■ **THE REQUEST**: Find the lines with the string "Life" and return them.

______

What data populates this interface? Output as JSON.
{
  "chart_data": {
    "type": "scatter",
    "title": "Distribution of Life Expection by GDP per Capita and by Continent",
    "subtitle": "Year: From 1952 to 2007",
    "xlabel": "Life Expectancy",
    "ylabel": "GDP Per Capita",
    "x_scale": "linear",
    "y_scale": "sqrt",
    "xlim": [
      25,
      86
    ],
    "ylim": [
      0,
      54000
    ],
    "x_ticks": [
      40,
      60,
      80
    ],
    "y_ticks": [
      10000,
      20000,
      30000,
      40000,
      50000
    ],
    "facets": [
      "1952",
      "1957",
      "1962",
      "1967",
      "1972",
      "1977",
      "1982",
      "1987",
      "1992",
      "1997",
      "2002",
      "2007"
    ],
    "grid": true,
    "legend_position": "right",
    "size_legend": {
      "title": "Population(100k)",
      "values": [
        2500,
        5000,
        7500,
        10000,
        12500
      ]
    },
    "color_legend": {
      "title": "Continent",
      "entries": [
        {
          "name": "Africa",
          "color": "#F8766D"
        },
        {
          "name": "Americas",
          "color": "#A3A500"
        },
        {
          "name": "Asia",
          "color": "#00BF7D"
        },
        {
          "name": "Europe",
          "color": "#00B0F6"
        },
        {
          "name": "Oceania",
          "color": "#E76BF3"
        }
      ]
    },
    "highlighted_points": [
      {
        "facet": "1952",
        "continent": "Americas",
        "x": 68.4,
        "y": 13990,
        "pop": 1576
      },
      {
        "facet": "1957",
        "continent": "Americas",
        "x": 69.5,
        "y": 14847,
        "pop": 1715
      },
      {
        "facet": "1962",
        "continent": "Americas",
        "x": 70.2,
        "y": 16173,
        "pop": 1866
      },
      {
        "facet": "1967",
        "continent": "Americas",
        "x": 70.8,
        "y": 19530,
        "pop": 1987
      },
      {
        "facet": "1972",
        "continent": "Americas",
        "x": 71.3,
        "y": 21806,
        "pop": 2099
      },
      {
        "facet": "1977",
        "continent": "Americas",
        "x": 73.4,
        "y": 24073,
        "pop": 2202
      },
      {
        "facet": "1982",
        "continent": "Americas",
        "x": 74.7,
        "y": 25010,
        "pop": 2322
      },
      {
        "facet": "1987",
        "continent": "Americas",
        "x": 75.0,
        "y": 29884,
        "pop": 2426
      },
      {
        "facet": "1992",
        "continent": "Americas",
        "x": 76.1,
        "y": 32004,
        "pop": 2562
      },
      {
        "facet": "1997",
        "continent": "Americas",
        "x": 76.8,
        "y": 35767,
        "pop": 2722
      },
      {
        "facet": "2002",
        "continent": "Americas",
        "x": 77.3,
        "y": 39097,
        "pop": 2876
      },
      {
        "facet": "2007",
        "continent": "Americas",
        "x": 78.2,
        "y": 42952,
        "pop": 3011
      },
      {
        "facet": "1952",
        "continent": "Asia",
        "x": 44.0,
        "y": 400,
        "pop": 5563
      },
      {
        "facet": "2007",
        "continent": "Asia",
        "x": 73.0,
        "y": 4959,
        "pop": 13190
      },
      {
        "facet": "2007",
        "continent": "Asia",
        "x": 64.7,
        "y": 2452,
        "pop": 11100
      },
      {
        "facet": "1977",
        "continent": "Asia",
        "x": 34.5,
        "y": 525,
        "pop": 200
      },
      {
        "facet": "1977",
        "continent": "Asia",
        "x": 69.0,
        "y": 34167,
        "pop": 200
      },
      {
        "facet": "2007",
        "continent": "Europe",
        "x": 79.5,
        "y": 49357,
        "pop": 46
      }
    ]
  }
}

______

■ **ANSWER TO THIS EXERCISE**:
    "title": "Distribution of Life Expection by GDP per Capita and by Continent",
    "xlabel": "Life Expectancy",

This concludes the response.